● TO DO: Locate and copy all lines bearing the word "minValue".

● EXTRACTED INFORMATION:
- - -

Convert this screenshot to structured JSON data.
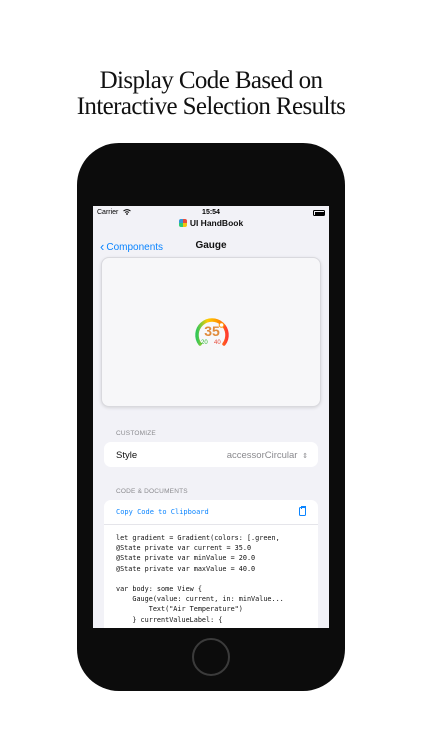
{
  "headline": {
    "line1": "Display Code Based on",
    "line2": "Interactive Selection Results"
  },
  "status_bar": {
    "carrier": "Carrier",
    "time": "15:54"
  },
  "app": {
    "title": "UI HandBook"
  },
  "nav": {
    "back_label": "Components",
    "title": "Gauge"
  },
  "gauge": {
    "value": "35",
    "min": "20",
    "max": "40",
    "level": 0.75,
    "colors": [
      "#34c759",
      "#ffcc00",
      "#ff9500",
      "#ff3b30"
    ]
  },
  "customize": {
    "header": "CUSTOMIZE",
    "style_label": "Style",
    "style_value": "accessorCircular"
  },
  "code_docs": {
    "header": "CODE & DOCUMENTS",
    "copy_label": "Copy Code to Clipboard",
    "lines": [
      "let gradient = Gradient(colors: [.green,",
      "@State private var current = 35.0",
      "@State private var minValue = 20.0",
      "@State private var maxValue = 40.0",
      "",
      "var body: some View {",
      "    Gauge(value: current, in: minValue...",
      "        Text(\"Air Temperature\")",
      "    } currentValueLabel: {"
    ]
  },
  "accent_color": "#0a84ff"
}
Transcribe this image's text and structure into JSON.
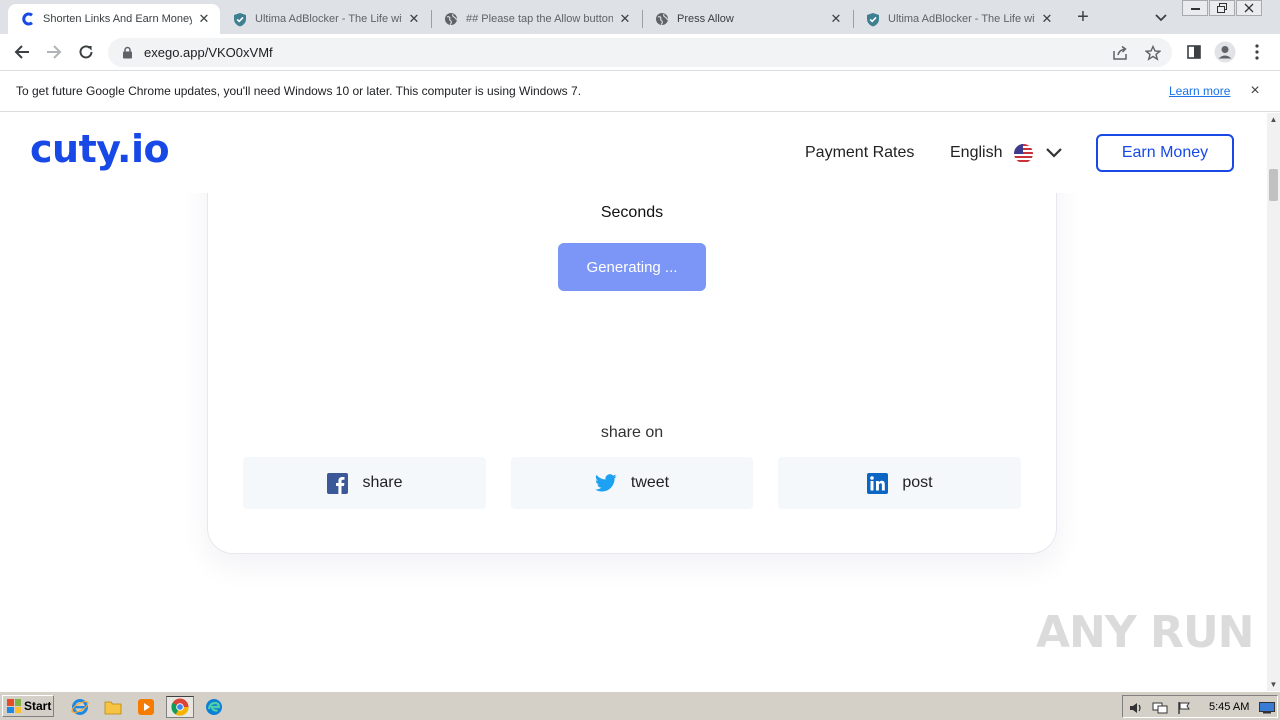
{
  "browser": {
    "tabs": [
      {
        "title": "Shorten Links And Earn Money",
        "active": true,
        "icon": "cuty-favicon"
      },
      {
        "title": "Ultima AdBlocker - The Life with",
        "active": false,
        "icon": "shield-icon"
      },
      {
        "title": "## Please tap the Allow button",
        "active": false,
        "icon": "globe-icon"
      },
      {
        "title": "Press Allow",
        "active": false,
        "icon": "globe-icon"
      },
      {
        "title": "Ultima AdBlocker - The Life with",
        "active": false,
        "icon": "shield-icon"
      }
    ],
    "new_tab": "+",
    "url": "exego.app/VKO0xVMf",
    "infobar": {
      "message": "To get future Google Chrome updates, you'll need Windows 10 or later. This computer is using Windows 7.",
      "link": "Learn more",
      "close": "×"
    }
  },
  "site": {
    "logo": "cuty.io",
    "nav": {
      "payment_rates": "Payment Rates",
      "language": "English",
      "earn_money": "Earn Money"
    },
    "timer_unit": "Seconds",
    "generate_button": "Generating ...",
    "share_heading": "share on",
    "share_buttons": [
      {
        "label": "share",
        "icon": "facebook-icon",
        "color": "#3b5998"
      },
      {
        "label": "tweet",
        "icon": "twitter-icon",
        "color": "#1da1f2"
      },
      {
        "label": "post",
        "icon": "linkedin-icon",
        "color": "#0a66c2"
      }
    ],
    "colors": {
      "brand": "#1849e6",
      "generate_button_bg": "#7c96f7",
      "share_bg": "#f5f8fb"
    }
  },
  "watermark": "ANY RUN",
  "taskbar": {
    "start": "Start",
    "clock": "5:45 AM"
  }
}
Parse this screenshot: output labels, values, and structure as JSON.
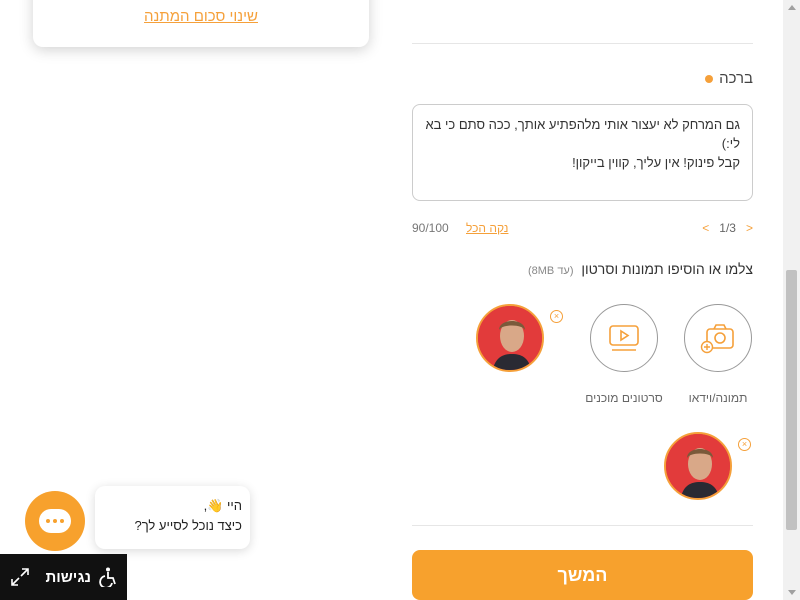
{
  "gift_amount": {
    "change_link": "שינוי סכום המתנה"
  },
  "greeting": {
    "label": "ברכה",
    "text_line1": "גם המרחק לא יעצור אותי מלהפתיע אותך, ככה סתם כי בא",
    "text_line2": "לי:)",
    "text_line3": "קבל פינוק! אין עליך, קווין בייקון!",
    "char_count": "90/100",
    "clear_label": "נקה הכל",
    "pager": {
      "current": "1/3",
      "prev": "<",
      "next": ">"
    }
  },
  "media": {
    "title": "צלמו או הוסיפו תמונות וסרטון",
    "size_hint": "(עד 8MB)",
    "buttons": [
      {
        "label": "תמונה/וידאו",
        "icon": "camera-plus-icon"
      },
      {
        "label": "סרטונים מוכנים",
        "icon": "video-play-icon"
      }
    ],
    "remove_symbol": "×"
  },
  "continue_button": "המשך",
  "chat": {
    "greeting_line": "היי 👋,",
    "question_line": "כיצד נוכל לסייע לך?"
  },
  "accessibility": {
    "label": "נגישות"
  },
  "colors": {
    "accent": "#f7a12d",
    "text": "#333333"
  }
}
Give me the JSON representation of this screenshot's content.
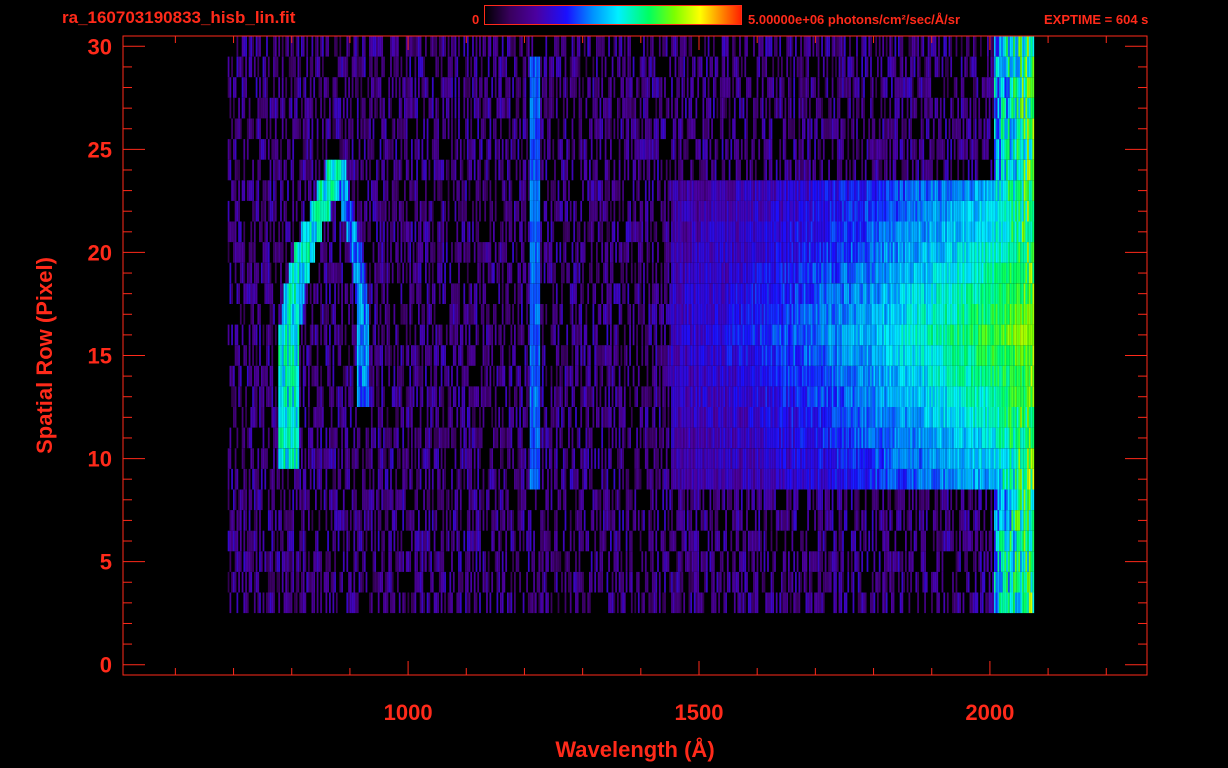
{
  "header": {
    "title": "ra_160703190833_hisb_lin.fit",
    "colorbar_min": "0",
    "colorbar_max": "5.00000e+06 photons/cm²/sec/Å/sr",
    "exptime": "EXPTIME = 604 s"
  },
  "colors": {
    "axis": "#ff2a1a",
    "background": "#000000"
  },
  "chart_data": {
    "type": "heatmap",
    "xlabel": "Wavelength (Å)",
    "ylabel": "Spatial Row (Pixel)",
    "xlim": [
      510,
      2270
    ],
    "ylim": [
      -0.5,
      30.5
    ],
    "x_ticks": [
      1000,
      1500,
      2000
    ],
    "y_ticks": [
      0,
      5,
      10,
      15,
      20,
      25,
      30
    ],
    "rows_with_signal": [
      3,
      30
    ],
    "spectrum_x_range": [
      690,
      2075
    ],
    "features": [
      {
        "name": "arc emission",
        "x_range": [
          790,
          960
        ],
        "rows": [
          10,
          24
        ]
      },
      {
        "name": "line emission",
        "x": 1216,
        "rows": [
          9,
          29
        ]
      },
      {
        "name": "continuum band",
        "x_range": [
          1450,
          2075
        ],
        "rows": [
          9,
          23
        ]
      }
    ],
    "colorbar": {
      "min": 0,
      "max": 5000000
    }
  }
}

- - -

● WORKED SOLUTION:
      "@State private var minValue = 20.0",
      "    Gauge(value: current, in: minValue...",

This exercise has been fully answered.